Job |
Reproduce all of the material word for word.

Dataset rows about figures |
--- start ---

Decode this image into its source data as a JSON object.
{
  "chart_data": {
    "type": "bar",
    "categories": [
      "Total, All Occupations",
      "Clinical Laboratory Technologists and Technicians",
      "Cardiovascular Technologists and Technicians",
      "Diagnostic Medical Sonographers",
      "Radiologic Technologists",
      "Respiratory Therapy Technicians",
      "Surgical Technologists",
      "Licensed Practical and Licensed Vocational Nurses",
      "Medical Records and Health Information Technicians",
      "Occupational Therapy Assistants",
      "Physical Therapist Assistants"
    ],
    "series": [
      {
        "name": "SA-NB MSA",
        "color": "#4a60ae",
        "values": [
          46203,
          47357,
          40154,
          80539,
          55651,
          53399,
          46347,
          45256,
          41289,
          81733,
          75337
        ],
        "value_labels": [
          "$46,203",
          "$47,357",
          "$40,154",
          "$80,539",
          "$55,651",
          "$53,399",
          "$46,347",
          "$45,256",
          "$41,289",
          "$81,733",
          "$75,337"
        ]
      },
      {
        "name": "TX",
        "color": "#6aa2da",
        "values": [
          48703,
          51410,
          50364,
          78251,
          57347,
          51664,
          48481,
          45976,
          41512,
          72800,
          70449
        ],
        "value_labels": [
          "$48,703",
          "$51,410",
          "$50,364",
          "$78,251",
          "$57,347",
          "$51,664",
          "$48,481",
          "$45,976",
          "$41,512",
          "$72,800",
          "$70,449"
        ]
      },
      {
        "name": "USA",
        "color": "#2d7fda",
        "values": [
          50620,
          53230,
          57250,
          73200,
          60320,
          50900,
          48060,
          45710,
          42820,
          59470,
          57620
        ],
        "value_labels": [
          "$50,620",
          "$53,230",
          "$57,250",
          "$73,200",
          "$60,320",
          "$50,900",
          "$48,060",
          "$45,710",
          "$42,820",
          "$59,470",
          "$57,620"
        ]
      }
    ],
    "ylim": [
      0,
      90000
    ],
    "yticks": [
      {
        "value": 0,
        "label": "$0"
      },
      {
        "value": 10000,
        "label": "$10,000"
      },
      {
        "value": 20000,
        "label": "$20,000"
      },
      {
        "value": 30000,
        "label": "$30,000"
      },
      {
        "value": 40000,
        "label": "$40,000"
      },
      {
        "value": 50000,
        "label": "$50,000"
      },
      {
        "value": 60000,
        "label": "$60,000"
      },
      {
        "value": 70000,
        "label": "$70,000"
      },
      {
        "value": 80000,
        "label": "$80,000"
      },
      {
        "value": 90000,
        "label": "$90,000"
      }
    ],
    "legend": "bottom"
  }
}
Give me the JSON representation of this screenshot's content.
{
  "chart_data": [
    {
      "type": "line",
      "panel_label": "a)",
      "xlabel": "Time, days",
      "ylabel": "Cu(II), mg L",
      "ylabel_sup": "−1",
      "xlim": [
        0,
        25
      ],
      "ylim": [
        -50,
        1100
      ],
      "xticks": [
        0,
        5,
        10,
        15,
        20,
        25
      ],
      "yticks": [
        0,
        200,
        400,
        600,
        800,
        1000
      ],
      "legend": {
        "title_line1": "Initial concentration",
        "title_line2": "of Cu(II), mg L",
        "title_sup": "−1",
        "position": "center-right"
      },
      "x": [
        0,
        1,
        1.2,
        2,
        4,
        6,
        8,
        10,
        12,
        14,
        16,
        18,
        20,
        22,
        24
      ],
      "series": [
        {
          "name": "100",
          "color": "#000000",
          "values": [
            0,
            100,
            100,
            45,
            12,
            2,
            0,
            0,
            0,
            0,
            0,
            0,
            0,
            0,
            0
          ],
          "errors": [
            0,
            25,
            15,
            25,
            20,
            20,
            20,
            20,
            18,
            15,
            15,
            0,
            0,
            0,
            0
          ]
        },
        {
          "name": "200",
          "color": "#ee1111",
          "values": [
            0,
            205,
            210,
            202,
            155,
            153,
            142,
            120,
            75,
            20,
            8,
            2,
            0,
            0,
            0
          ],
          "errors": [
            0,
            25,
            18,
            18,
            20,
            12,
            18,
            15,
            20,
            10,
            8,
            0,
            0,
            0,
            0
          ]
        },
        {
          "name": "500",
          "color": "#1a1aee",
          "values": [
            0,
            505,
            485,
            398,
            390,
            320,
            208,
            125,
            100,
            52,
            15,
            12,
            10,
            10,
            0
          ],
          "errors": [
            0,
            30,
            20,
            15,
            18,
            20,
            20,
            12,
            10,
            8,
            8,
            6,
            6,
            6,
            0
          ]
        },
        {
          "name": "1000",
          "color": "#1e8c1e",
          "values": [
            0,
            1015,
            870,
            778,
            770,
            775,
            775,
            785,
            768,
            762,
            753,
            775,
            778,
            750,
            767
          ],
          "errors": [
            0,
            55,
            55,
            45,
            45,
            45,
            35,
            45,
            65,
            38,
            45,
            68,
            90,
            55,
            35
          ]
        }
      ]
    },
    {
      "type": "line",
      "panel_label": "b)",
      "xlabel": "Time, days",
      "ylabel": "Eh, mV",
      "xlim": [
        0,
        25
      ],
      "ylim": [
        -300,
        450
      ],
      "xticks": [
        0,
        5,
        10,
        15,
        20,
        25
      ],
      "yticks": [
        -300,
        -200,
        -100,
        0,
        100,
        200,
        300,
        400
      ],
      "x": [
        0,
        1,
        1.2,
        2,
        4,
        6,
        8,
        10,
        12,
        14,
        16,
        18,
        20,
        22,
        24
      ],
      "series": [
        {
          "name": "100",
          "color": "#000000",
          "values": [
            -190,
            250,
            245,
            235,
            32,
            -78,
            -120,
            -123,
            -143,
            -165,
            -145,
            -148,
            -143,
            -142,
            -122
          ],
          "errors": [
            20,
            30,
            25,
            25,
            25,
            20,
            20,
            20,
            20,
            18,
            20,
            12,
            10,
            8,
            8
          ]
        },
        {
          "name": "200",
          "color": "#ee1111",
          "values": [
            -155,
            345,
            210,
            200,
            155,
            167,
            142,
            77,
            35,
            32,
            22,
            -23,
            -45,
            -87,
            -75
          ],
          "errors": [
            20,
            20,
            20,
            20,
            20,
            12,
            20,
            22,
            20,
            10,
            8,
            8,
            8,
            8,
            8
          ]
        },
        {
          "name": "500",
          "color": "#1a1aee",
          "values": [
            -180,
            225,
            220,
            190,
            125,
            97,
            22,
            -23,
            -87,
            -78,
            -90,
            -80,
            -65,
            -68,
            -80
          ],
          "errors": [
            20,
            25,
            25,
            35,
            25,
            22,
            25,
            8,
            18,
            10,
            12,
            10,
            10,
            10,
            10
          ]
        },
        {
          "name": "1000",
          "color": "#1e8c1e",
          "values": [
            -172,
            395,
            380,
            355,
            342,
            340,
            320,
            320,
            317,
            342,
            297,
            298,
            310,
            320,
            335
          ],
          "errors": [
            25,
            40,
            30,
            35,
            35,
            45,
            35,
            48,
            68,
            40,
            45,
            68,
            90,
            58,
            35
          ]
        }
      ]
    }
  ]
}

--- end ---

Solution for this exercise |
Decode this image into its source data as a JSON object.
{
  "chart_data": {
    "type": "bar",
    "categories": [
      "Total, All Occupations",
      "Clinical Laboratory Technologists and Technicians",
      "Cardiovascular Technologists and Technicians",
      "Diagnostic Medical Sonographers",
      "Radiologic Technologists",
      "Respiratory Therapy Technicians",
      "Surgical Technologists",
      "Licensed Practical and Licensed Vocational Nurses",
      "Medical Records and Health Information Technicians",
      "Occupational Therapy Assistants",
      "Physical Therapist Assistants"
    ],
    "series": [
      {
        "name": "SA-NB MSA",
        "color": "#4a60ae",
        "values": [
          46203,
          47357,
          40154,
          80539,
          55651,
          53399,
          46347,
          45256,
          41289,
          81733,
          75337
        ],
        "value_labels": [
          "$46,203",
          "$47,357",
          "$40,154",
          "$80,539",
          "$55,651",
          "$53,399",
          "$46,347",
          "$45,256",
          "$41,289",
          "$81,733",
          "$75,337"
        ]
      },
      {
        "name": "TX",
        "color": "#6aa2da",
        "values": [
          48703,
          51410,
          50364,
          78251,
          57347,
          51664,
          48481,
          45976,
          41512,
          72800,
          70449
        ],
        "value_labels": [
          "$48,703",
          "$51,410",
          "$50,364",
          "$78,251",
          "$57,347",
          "$51,664",
          "$48,481",
          "$45,976",
          "$41,512",
          "$72,800",
          "$70,449"
        ]
      },
      {
        "name": "USA",
        "color": "#2d7fda",
        "values": [
          50620,
          53230,
          57250,
          73200,
          60320,
          50900,
          48060,
          45710,
          42820,
          59470,
          57620
        ],
        "value_labels": [
          "$50,620",
          "$53,230",
          "$57,250",
          "$73,200",
          "$60,320",
          "$50,900",
          "$48,060",
          "$45,710",
          "$42,820",
          "$59,470",
          "$57,620"
        ]
      }
    ],
    "ylim": [
      0,
      90000
    ],
    "yticks": [
      {
        "value": 0,
        "label": "$0"
      },
      {
        "value": 10000,
        "label": "$10,000"
      },
      {
        "value": 20000,
        "label": "$20,000"
      },
      {
        "value": 30000,
        "label": "$30,000"
      },
      {
        "value": 40000,
        "label": "$40,000"
      },
      {
        "value": 50000,
        "label": "$50,000"
      },
      {
        "value": 60000,
        "label": "$60,000"
      },
      {
        "value": 70000,
        "label": "$70,000"
      },
      {
        "value": 80000,
        "label": "$80,000"
      },
      {
        "value": 90000,
        "label": "$90,000"
      }
    ],
    "legend": "bottom"
  }
}
Give me the JSON representation of this screenshot's content.
{
  "chart_data": [
    {
      "type": "line",
      "panel_label": "a)",
      "xlabel": "Time, days",
      "ylabel": "Cu(II), mg L",
      "ylabel_sup": "−1",
      "xlim": [
        0,
        25
      ],
      "ylim": [
        -50,
        1100
      ],
      "xticks": [
        0,
        5,
        10,
        15,
        20,
        25
      ],
      "yticks": [
        0,
        200,
        400,
        600,
        800,
        1000
      ],
      "legend": {
        "title_line1": "Initial concentration",
        "title_line2": "of Cu(II), mg L",
        "title_sup": "−1",
        "position": "center-right"
      },
      "x": [
        0,
        1,
        1.2,
        2,
        4,
        6,
        8,
        10,
        12,
        14,
        16,
        18,
        20,
        22,
        24
      ],
      "series": [
        {
          "name": "100",
          "color": "#000000",
          "values": [
            0,
            100,
            100,
            45,
            12,
            2,
            0,
            0,
            0,
            0,
            0,
            0,
            0,
            0,
            0
          ],
          "errors": [
            0,
            25,
            15,
            25,
            20,
            20,
            20,
            20,
            18,
            15,
            15,
            0,
            0,
            0,
            0
          ]
        },
        {
          "name": "200",
          "color": "#ee1111",
          "values": [
            0,
            205,
            210,
            202,
            155,
            153,
            142,
            120,
            75,
            20,
            8,
            2,
            0,
            0,
            0
          ],
          "errors": [
            0,
            25,
            18,
            18,
            20,
            12,
            18,
            15,
            20,
            10,
            8,
            0,
            0,
            0,
            0
          ]
        },
        {
          "name": "500",
          "color": "#1a1aee",
          "values": [
            0,
            505,
            485,
            398,
            390,
            320,
            208,
            125,
            100,
            52,
            15,
            12,
            10,
            10,
            0
          ],
          "errors": [
            0,
            30,
            20,
            15,
            18,
            20,
            20,
            12,
            10,
            8,
            8,
            6,
            6,
            6,
            0
          ]
        },
        {
          "name": "1000",
          "color": "#1e8c1e",
          "values": [
            0,
            1015,
            870,
            778,
            770,
            775,
            775,
            785,
            768,
            762,
            753,
            775,
            778,
            750,
            767
          ],
          "errors": [
            0,
            55,
            55,
            45,
            45,
            45,
            35,
            45,
            65,
            38,
            45,
            68,
            90,
            55,
            35
          ]
        }
      ]
    },
    {
      "type": "line",
      "panel_label": "b)",
      "xlabel": "Time, days",
      "ylabel": "Eh, mV",
      "xlim": [
        0,
        25
      ],
      "ylim": [
        -300,
        450
      ],
      "xticks": [
        0,
        5,
        10,
        15,
        20,
        25
      ],
      "yticks": [
        -300,
        -200,
        -100,
        0,
        100,
        200,
        300,
        400
      ],
      "x": [
        0,
        1,
        1.2,
        2,
        4,
        6,
        8,
        10,
        12,
        14,
        16,
        18,
        20,
        22,
        24
      ],
      "series": [
        {
          "name": "100",
          "color": "#000000",
          "values": [
            -190,
            250,
            245,
            235,
            32,
            -78,
            -120,
            -123,
            -143,
            -165,
            -145,
            -148,
            -143,
            -142,
            -122
          ],
          "errors": [
            20,
            30,
            25,
            25,
            25,
            20,
            20,
            20,
            20,
            18,
            20,
            12,
            10,
            8,
            8
          ]
        },
        {
          "name": "200",
          "color": "#ee1111",
          "values": [
            -155,
            345,
            210,
            200,
            155,
            167,
            142,
            77,
            35,
            32,
            22,
            -23,
            -45,
            -87,
            -75
          ],
          "errors": [
            20,
            20,
            20,
            20,
            20,
            12,
            20,
            22,
            20,
            10,
            8,
            8,
            8,
            8,
            8
          ]
        },
        {
          "name": "500",
          "color": "#1a1aee",
          "values": [
            -180,
            225,
            220,
            190,
            125,
            97,
            22,
            -23,
            -87,
            -78,
            -90,
            -80,
            -65,
            -68,
            -80
          ],
          "errors": [
            20,
            25,
            25,
            35,
            25,
            22,
            25,
            8,
            18,
            10,
            12,
            10,
            10,
            10,
            10
          ]
        },
        {
          "name": "1000",
          "color": "#1e8c1e",
          "values": [
            -172,
            395,
            380,
            355,
            342,
            340,
            320,
            320,
            317,
            342,
            297,
            298,
            310,
            320,
            335
          ],
          "errors": [
            25,
            40,
            30,
            35,
            35,
            45,
            35,
            48,
            68,
            40,
            45,
            68,
            90,
            58,
            35
          ]
        }
      ]
    }
  ]
}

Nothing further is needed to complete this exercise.